── The data

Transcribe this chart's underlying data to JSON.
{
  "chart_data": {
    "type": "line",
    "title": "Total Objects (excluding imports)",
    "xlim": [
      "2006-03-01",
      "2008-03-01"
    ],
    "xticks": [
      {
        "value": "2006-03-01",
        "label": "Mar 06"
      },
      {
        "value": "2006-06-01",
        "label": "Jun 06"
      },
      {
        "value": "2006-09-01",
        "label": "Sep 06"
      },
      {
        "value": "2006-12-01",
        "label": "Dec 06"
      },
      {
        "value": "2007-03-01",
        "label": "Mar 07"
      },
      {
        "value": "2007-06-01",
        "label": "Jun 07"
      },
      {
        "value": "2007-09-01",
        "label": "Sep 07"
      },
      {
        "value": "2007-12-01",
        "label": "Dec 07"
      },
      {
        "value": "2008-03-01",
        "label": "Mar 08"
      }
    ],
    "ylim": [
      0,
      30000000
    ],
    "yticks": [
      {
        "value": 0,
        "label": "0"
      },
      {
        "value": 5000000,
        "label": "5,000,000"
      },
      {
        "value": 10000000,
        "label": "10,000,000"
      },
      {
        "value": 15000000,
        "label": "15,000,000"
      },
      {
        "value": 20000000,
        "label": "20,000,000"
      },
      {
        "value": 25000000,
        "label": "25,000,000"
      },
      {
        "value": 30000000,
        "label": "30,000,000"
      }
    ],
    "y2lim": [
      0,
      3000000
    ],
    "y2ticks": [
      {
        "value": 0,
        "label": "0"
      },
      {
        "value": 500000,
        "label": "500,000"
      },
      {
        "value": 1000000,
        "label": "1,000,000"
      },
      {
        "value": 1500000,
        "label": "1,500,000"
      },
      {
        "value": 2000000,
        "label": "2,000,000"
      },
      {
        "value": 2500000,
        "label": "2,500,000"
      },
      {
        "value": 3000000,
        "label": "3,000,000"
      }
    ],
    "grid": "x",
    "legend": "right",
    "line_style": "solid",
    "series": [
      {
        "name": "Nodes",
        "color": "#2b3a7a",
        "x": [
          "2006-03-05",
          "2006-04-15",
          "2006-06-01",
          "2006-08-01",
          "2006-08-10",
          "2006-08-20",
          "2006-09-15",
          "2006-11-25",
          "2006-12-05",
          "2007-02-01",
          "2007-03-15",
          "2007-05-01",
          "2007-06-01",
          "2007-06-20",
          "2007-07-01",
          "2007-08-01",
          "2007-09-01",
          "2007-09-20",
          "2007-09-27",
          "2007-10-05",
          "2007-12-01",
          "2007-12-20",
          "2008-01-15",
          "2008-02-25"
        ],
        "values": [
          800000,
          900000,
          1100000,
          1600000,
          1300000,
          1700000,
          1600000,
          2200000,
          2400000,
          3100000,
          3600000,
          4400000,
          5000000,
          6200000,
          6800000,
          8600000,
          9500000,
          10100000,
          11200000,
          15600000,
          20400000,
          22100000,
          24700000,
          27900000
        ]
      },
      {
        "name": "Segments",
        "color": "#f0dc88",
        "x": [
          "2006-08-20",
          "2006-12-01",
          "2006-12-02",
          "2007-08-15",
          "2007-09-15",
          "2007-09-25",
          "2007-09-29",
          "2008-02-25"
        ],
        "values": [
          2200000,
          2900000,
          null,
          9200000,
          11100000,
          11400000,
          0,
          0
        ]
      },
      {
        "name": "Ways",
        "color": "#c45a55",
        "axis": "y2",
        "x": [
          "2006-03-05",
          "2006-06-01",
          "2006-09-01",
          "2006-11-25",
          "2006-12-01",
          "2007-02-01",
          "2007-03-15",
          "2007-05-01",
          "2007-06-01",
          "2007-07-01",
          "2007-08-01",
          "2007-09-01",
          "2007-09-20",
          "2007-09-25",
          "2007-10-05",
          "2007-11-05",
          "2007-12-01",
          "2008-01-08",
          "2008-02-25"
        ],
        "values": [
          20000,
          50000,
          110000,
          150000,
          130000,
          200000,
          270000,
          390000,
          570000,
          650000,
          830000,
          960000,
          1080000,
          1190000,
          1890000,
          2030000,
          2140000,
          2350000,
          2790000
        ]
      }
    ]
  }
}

────

--- What the exercise asks ---
Copy all data exactly, start to finish.

--- Expected answer ---
Transcribe this chart's underlying data to JSON.
{
  "chart_data": {
    "type": "line",
    "title": "Total Objects (excluding imports)",
    "xlim": [
      "2006-03-01",
      "2008-03-01"
    ],
    "xticks": [
      {
        "value": "2006-03-01",
        "label": "Mar 06"
      },
      {
        "value": "2006-06-01",
        "label": "Jun 06"
      },
      {
        "value": "2006-09-01",
        "label": "Sep 06"
      },
      {
        "value": "2006-12-01",
        "label": "Dec 06"
      },
      {
        "value": "2007-03-01",
        "label": "Mar 07"
      },
      {
        "value": "2007-06-01",
        "label": "Jun 07"
      },
      {
        "value": "2007-09-01",
        "label": "Sep 07"
      },
      {
        "value": "2007-12-01",
        "label": "Dec 07"
      },
      {
        "value": "2008-03-01",
        "label": "Mar 08"
      }
    ],
    "ylim": [
      0,
      30000000
    ],
    "yticks": [
      {
        "value": 0,
        "label": "0"
      },
      {
        "value": 5000000,
        "label": "5,000,000"
      },
      {
        "value": 10000000,
        "label": "10,000,000"
      },
      {
        "value": 15000000,
        "label": "15,000,000"
      },
      {
        "value": 20000000,
        "label": "20,000,000"
      },
      {
        "value": 25000000,
        "label": "25,000,000"
      },
      {
        "value": 30000000,
        "label": "30,000,000"
      }
    ],
    "y2lim": [
      0,
      3000000
    ],
    "y2ticks": [
      {
        "value": 0,
        "label": "0"
      },
      {
        "value": 500000,
        "label": "500,000"
      },
      {
        "value": 1000000,
        "label": "1,000,000"
      },
      {
        "value": 1500000,
        "label": "1,500,000"
      },
      {
        "value": 2000000,
        "label": "2,000,000"
      },
      {
        "value": 2500000,
        "label": "2,500,000"
      },
      {
        "value": 3000000,
        "label": "3,000,000"
      }
    ],
    "grid": "x",
    "legend": "right",
    "line_style": "solid",
    "series": [
      {
        "name": "Nodes",
        "color": "#2b3a7a",
        "x": [
          "2006-03-05",
          "2006-04-15",
          "2006-06-01",
          "2006-08-01",
          "2006-08-10",
          "2006-08-20",
          "2006-09-15",
          "2006-11-25",
          "2006-12-05",
          "2007-02-01",
          "2007-03-15",
          "2007-05-01",
          "2007-06-01",
          "2007-06-20",
          "2007-07-01",
          "2007-08-01",
          "2007-09-01",
          "2007-09-20",
          "2007-09-27",
          "2007-10-05",
          "2007-12-01",
          "2007-12-20",
          "2008-01-15",
          "2008-02-25"
        ],
        "values": [
          800000,
          900000,
          1100000,
          1600000,
          1300000,
          1700000,
          1600000,
          2200000,
          2400000,
          3100000,
          3600000,
          4400000,
          5000000,
          6200000,
          6800000,
          8600000,
          9500000,
          10100000,
          11200000,
          15600000,
          20400000,
          22100000,
          24700000,
          27900000
        ]
      },
      {
        "name": "Segments",
        "color": "#f0dc88",
        "x": [
          "2006-08-20",
          "2006-12-01",
          "2006-12-02",
          "2007-08-15",
          "2007-09-15",
          "2007-09-25",
          "2007-09-29",
          "2008-02-25"
        ],
        "values": [
          2200000,
          2900000,
          null,
          9200000,
          11100000,
          11400000,
          0,
          0
        ]
      },
      {
        "name": "Ways",
        "color": "#c45a55",
        "axis": "y2",
        "x": [
          "2006-03-05",
          "2006-06-01",
          "2006-09-01",
          "2006-11-25",
          "2006-12-01",
          "2007-02-01",
          "2007-03-15",
          "2007-05-01",
          "2007-06-01",
          "2007-07-01",
          "2007-08-01",
          "2007-09-01",
          "2007-09-20",
          "2007-09-25",
          "2007-10-05",
          "2007-11-05",
          "2007-12-01",
          "2008-01-08",
          "2008-02-25"
        ],
        "values": [
          20000,
          50000,
          110000,
          150000,
          130000,
          200000,
          270000,
          390000,
          570000,
          650000,
          830000,
          960000,
          1080000,
          1190000,
          1890000,
          2030000,
          2140000,
          2350000,
          2790000
        ]
      }
    ]
  }
}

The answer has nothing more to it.